▶ [YOUR GOAL]:
Are you able to quote each entry exactly as written?

-- start DATA FOR THIS EXERCISE --

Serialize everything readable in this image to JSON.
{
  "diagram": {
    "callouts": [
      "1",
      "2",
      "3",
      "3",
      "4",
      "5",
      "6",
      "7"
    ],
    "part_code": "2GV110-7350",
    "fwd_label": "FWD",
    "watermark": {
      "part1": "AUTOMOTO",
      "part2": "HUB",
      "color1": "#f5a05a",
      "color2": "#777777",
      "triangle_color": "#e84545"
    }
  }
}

-- end DATA FOR THIS EXERCISE --

▶ [ANSWER TO THE TASK]:
Serialize everything readable in this image to JSON.
{
  "diagram": {
    "callouts": [
      "1",
      "2",
      "3",
      "3",
      "4",
      "5",
      "6",
      "7"
    ],
    "part_code": "2GV110-7350",
    "fwd_label": "FWD",
    "watermark": {
      "part1": "AUTOMOTO",
      "part2": "HUB",
      "color1": "#f5a05a",
      "color2": "#777777",
      "triangle_color": "#e84545"
    }
  }
}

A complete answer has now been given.